--- YOUR TASK ---
From the listing below, pull out the lines that hold "Limit".

--- STORED RECORDS ---
^^^^

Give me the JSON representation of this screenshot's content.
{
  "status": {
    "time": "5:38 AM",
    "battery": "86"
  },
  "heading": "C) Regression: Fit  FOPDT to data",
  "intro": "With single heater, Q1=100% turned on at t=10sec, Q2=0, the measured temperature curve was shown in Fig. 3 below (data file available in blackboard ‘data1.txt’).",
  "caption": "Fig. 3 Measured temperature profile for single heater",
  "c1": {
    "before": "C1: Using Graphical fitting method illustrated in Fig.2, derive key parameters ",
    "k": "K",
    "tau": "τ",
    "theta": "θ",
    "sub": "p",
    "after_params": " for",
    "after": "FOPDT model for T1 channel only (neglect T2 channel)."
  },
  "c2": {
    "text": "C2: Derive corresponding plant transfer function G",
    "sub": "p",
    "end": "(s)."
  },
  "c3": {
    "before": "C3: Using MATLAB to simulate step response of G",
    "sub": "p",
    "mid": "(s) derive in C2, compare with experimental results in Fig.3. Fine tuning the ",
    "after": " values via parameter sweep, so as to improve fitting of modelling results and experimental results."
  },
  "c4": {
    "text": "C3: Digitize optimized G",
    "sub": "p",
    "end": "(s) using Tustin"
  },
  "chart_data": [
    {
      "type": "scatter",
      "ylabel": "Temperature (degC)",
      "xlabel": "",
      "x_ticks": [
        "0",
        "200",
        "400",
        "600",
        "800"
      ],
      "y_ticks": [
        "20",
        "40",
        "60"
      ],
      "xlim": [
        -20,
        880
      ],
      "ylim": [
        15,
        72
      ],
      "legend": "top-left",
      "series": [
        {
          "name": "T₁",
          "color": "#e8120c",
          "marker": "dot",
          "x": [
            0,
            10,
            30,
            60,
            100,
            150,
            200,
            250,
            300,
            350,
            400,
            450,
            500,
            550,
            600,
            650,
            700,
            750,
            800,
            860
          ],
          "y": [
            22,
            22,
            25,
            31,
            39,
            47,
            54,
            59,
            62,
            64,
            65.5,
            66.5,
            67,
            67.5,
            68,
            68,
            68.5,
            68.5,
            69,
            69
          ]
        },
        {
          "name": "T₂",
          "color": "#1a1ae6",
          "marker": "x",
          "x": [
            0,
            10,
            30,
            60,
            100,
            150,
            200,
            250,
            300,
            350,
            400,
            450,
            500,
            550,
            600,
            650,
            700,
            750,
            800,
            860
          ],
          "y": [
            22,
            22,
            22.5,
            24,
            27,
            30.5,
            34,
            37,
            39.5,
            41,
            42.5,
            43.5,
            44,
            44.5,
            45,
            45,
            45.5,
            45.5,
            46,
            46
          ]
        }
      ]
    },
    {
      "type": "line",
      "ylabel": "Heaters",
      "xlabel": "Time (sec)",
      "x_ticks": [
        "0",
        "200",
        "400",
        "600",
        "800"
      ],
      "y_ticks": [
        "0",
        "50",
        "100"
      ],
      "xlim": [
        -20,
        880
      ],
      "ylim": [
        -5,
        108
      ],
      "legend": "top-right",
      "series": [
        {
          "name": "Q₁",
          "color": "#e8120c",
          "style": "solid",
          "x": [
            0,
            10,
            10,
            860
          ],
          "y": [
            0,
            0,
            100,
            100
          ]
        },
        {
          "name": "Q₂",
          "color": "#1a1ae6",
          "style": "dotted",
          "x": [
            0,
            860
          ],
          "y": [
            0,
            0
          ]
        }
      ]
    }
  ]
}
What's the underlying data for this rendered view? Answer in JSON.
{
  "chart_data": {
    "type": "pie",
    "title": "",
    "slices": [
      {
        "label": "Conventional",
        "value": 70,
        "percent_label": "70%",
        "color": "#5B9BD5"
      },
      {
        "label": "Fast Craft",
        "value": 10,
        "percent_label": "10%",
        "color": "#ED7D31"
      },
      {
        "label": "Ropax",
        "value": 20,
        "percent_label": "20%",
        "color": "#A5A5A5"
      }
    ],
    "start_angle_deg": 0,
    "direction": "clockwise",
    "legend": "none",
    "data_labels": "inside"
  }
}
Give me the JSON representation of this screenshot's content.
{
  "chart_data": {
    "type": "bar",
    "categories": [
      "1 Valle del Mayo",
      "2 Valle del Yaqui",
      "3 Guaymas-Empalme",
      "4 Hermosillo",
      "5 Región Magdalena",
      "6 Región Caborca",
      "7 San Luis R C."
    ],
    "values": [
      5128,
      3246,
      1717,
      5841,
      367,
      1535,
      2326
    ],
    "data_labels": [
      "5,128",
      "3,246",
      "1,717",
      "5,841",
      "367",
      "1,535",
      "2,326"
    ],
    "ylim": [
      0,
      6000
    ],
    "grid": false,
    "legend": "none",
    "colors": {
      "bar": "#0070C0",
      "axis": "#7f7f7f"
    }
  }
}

^^^^

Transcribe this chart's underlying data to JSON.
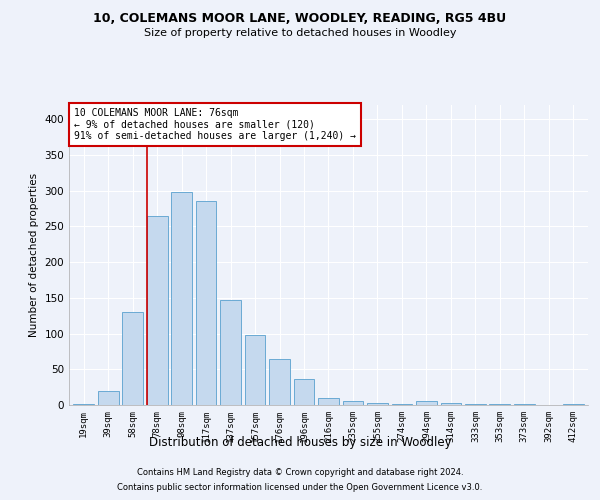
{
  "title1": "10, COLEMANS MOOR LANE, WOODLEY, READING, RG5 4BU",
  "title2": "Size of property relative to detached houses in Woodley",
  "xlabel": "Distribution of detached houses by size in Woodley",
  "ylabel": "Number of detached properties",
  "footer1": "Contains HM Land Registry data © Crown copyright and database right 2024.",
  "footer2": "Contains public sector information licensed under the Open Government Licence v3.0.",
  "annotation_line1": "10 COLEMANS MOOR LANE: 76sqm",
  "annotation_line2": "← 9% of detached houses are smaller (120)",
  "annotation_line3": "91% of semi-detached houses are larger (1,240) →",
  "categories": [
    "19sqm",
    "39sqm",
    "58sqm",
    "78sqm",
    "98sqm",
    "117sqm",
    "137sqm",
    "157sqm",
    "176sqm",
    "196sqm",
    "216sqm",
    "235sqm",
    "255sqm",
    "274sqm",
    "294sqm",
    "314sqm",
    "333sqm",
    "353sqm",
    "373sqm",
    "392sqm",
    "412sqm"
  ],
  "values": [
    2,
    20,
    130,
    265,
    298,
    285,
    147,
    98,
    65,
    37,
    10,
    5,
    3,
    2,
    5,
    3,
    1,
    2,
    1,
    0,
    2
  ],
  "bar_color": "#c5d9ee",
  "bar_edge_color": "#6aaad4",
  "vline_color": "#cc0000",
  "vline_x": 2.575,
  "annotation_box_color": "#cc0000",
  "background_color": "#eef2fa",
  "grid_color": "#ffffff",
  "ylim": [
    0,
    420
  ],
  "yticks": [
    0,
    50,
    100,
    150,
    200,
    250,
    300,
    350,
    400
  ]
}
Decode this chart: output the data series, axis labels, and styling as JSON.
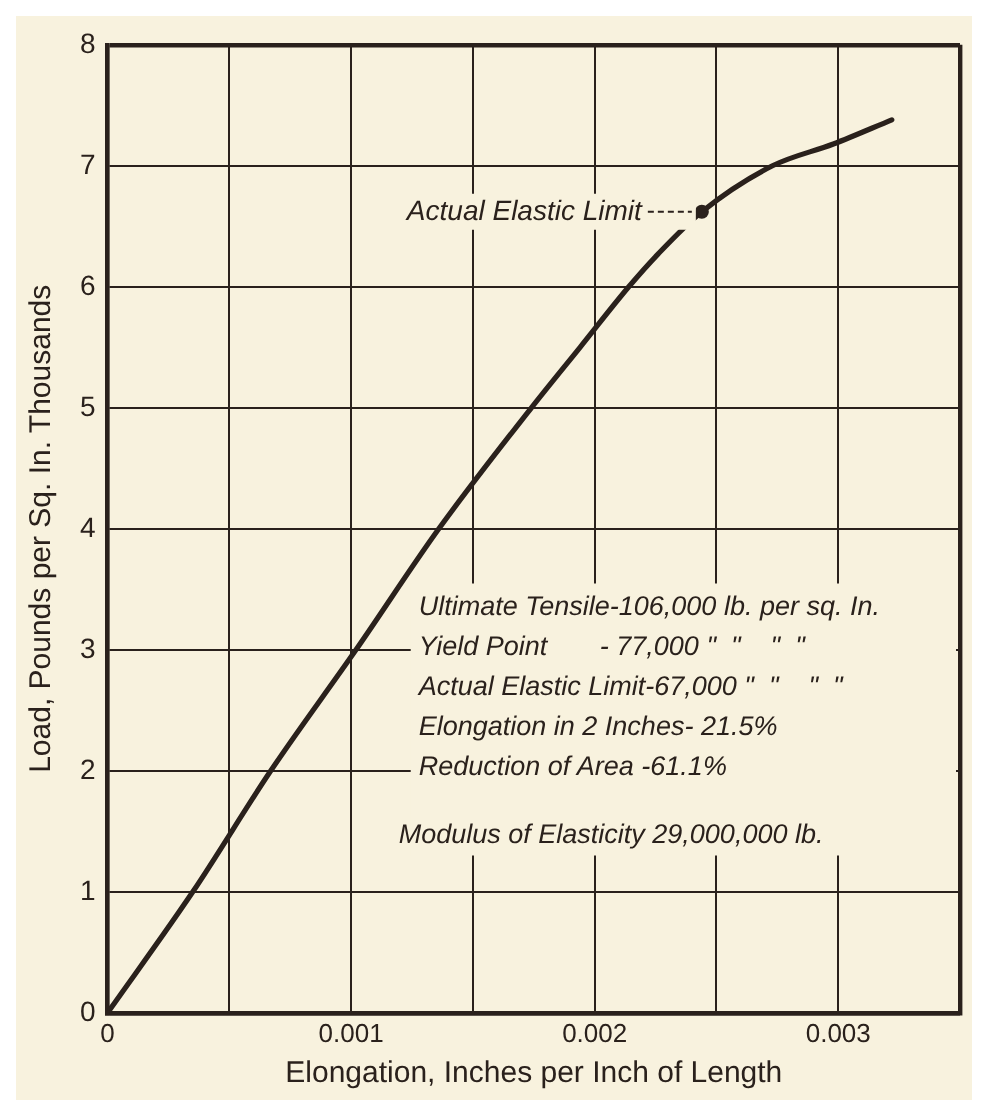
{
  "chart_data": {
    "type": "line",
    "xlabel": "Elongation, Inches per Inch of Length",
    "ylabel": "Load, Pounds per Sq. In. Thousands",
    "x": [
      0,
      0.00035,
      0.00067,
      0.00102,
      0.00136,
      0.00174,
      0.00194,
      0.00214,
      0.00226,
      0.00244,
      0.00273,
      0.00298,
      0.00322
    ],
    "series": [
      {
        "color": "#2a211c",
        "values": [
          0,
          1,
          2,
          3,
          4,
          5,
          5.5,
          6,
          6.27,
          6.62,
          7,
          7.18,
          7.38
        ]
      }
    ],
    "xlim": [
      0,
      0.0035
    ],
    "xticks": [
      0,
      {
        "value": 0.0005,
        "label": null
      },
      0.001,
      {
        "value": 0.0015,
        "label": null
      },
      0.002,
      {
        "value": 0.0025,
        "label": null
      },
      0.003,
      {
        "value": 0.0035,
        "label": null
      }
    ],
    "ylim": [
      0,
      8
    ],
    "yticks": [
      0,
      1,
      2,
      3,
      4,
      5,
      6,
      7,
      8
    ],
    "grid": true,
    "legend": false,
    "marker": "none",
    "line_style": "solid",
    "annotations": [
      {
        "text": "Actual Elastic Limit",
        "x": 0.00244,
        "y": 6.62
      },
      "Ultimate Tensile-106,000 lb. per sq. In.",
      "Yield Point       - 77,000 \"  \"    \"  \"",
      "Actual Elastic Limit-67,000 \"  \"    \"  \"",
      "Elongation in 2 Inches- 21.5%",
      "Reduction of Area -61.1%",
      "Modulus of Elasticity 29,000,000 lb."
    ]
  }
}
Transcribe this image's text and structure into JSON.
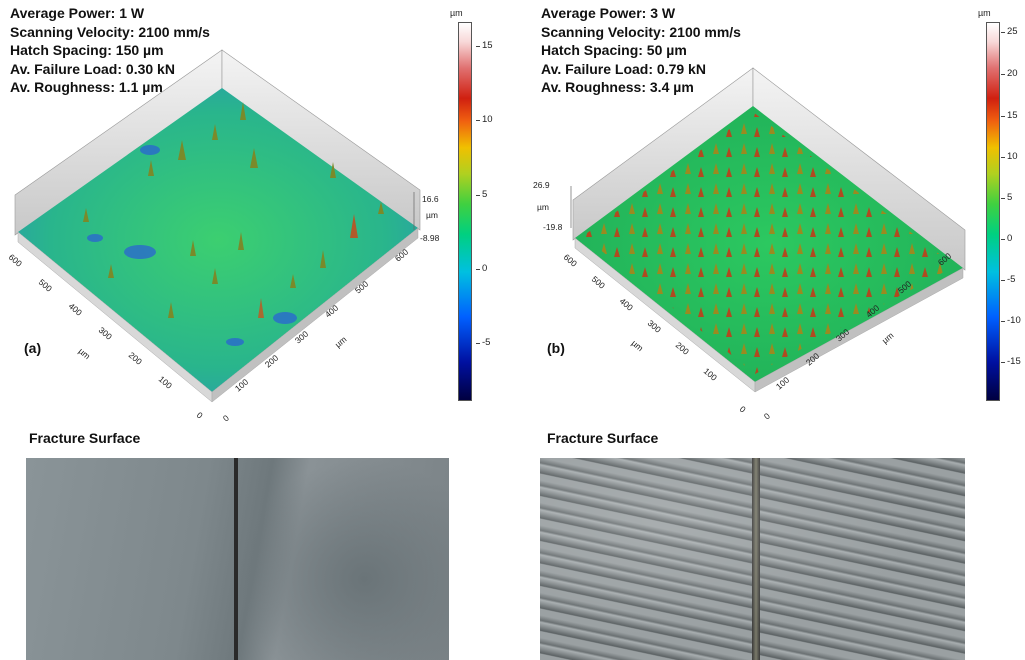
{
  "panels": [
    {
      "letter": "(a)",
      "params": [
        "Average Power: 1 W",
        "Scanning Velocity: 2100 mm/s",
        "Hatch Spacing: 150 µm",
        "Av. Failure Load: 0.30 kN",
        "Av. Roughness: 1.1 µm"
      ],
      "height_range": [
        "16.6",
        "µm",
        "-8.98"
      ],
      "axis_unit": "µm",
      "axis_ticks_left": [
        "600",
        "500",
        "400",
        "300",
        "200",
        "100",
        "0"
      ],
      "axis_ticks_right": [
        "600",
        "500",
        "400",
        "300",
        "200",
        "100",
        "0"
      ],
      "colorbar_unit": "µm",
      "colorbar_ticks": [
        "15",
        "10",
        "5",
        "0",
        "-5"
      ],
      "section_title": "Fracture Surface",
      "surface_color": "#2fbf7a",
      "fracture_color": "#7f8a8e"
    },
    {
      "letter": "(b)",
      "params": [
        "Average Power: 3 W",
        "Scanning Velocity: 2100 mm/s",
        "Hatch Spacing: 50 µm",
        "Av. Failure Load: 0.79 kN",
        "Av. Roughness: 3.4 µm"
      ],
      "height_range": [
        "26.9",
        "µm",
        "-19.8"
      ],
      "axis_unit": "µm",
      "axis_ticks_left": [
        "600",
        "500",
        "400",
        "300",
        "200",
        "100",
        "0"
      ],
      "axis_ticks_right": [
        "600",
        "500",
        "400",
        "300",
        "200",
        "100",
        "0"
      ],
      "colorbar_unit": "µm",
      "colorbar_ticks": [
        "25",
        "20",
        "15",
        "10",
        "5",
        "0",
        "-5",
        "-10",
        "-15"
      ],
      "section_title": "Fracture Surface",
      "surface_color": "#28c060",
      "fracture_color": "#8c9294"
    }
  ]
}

^^^^

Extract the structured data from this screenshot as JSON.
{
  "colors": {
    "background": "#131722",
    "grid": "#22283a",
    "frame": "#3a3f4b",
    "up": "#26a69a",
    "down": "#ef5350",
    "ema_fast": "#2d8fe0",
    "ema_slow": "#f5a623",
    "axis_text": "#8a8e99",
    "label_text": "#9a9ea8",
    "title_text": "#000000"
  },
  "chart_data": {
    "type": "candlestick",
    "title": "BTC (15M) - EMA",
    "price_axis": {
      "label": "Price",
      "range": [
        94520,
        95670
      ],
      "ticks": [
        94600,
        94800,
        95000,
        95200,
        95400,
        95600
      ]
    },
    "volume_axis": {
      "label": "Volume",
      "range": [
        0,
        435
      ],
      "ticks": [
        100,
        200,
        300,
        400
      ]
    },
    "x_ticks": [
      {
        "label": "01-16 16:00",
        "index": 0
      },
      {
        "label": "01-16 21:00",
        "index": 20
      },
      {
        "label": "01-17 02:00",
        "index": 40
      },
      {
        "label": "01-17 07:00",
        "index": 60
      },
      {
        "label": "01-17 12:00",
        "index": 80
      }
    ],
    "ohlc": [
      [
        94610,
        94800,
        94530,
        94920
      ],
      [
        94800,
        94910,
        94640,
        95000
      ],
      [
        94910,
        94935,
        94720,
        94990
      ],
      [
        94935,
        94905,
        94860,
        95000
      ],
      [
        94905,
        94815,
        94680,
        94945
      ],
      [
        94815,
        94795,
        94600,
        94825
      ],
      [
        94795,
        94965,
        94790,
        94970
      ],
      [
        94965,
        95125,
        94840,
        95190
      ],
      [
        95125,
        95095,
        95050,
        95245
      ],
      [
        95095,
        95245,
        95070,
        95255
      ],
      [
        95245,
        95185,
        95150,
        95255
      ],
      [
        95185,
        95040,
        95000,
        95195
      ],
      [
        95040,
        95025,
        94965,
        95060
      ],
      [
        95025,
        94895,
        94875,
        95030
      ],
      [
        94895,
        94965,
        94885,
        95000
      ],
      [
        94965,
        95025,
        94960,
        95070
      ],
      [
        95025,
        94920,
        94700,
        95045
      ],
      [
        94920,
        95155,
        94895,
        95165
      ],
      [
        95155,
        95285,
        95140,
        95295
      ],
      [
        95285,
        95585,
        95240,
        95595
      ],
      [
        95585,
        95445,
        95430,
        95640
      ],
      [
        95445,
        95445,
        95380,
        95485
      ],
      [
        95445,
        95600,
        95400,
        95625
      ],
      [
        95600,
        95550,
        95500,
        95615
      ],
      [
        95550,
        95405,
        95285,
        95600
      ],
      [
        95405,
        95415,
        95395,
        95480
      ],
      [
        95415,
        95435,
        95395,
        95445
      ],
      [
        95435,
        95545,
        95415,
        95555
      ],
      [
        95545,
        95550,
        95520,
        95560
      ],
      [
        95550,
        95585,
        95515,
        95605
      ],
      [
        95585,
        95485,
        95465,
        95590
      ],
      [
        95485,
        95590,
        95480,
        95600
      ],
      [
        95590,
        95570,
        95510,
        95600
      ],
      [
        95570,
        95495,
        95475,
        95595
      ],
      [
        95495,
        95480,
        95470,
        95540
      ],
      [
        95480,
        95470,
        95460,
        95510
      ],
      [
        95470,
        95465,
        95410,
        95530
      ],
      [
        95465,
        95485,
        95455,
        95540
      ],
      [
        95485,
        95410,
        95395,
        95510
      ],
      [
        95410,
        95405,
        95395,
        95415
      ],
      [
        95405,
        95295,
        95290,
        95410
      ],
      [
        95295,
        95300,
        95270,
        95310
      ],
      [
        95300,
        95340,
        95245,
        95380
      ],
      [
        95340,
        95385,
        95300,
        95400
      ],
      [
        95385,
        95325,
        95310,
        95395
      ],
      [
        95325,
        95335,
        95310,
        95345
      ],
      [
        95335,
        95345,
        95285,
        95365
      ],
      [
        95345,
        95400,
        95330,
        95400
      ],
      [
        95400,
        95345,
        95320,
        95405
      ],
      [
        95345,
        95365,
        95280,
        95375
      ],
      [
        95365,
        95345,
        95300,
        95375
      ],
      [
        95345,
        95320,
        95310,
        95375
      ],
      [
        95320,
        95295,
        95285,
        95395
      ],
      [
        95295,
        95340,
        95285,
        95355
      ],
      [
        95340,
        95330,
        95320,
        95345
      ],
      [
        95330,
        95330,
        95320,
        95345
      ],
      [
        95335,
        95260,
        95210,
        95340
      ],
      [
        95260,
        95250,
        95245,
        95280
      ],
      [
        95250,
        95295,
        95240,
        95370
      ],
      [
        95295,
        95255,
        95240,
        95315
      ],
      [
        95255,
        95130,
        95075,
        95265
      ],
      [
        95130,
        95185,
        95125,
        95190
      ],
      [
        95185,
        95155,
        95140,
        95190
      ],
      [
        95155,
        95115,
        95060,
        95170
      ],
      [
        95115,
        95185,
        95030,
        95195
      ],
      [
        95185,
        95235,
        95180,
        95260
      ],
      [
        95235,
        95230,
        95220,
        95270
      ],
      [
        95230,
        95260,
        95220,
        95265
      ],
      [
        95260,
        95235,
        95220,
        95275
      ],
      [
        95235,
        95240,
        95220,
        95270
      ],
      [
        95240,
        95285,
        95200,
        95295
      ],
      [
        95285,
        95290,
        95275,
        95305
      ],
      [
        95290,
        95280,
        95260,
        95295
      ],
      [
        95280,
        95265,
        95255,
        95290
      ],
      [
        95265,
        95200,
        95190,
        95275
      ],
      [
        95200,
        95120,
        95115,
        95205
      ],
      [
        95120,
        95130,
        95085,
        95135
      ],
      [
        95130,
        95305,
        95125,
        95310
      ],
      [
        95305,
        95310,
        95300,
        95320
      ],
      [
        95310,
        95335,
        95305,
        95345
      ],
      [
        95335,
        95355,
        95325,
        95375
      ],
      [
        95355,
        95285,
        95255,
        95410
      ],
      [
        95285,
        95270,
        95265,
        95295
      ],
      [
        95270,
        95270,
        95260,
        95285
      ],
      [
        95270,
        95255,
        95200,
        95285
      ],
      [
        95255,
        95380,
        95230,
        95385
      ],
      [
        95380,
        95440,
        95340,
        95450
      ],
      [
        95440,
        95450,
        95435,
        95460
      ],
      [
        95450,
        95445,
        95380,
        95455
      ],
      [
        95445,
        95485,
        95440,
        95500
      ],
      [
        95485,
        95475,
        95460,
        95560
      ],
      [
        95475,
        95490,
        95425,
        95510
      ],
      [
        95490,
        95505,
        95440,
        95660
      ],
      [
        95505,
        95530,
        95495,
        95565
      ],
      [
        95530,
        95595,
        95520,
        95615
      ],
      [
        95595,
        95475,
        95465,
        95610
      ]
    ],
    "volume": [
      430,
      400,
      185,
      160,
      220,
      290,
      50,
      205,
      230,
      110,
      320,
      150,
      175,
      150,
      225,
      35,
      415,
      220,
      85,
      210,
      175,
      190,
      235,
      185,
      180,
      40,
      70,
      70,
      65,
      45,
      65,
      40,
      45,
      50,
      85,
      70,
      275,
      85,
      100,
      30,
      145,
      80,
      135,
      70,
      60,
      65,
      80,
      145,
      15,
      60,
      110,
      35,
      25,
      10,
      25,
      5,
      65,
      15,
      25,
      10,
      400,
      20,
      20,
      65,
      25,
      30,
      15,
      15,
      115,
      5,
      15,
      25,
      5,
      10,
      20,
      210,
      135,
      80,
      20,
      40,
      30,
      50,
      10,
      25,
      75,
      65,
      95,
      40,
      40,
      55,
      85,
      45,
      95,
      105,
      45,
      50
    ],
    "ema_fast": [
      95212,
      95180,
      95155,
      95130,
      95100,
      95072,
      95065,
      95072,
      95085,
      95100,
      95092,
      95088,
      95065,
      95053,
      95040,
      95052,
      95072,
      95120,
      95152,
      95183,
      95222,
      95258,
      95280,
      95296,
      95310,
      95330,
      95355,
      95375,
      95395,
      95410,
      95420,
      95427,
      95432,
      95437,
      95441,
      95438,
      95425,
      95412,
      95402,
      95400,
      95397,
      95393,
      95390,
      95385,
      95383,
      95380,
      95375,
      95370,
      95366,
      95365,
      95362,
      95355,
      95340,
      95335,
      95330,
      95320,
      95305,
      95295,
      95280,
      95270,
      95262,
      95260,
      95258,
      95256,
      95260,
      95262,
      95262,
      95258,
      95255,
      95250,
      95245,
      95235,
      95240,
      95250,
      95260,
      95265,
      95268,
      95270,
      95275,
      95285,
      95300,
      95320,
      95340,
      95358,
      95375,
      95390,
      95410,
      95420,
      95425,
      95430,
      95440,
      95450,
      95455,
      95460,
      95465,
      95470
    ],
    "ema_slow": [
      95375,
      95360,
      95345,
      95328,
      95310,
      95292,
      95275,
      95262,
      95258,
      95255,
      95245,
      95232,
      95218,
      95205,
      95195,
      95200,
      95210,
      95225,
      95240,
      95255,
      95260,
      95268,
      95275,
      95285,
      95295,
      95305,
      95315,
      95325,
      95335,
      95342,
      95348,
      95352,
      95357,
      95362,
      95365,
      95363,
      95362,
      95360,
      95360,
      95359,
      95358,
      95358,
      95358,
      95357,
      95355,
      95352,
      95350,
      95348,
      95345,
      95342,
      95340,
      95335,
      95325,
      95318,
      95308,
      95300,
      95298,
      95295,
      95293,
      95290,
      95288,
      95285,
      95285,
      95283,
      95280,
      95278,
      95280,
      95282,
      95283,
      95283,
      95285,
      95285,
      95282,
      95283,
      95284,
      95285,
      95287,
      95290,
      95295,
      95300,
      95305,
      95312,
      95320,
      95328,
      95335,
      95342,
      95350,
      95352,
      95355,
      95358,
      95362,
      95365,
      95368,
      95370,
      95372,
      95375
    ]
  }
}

^^^^

--- SOLUTION TO THIS PROBLEM ---
        "text": "Actual Elastic Limit",
      "Actual Elastic Limit-67,000 \"  \"    \"  \"",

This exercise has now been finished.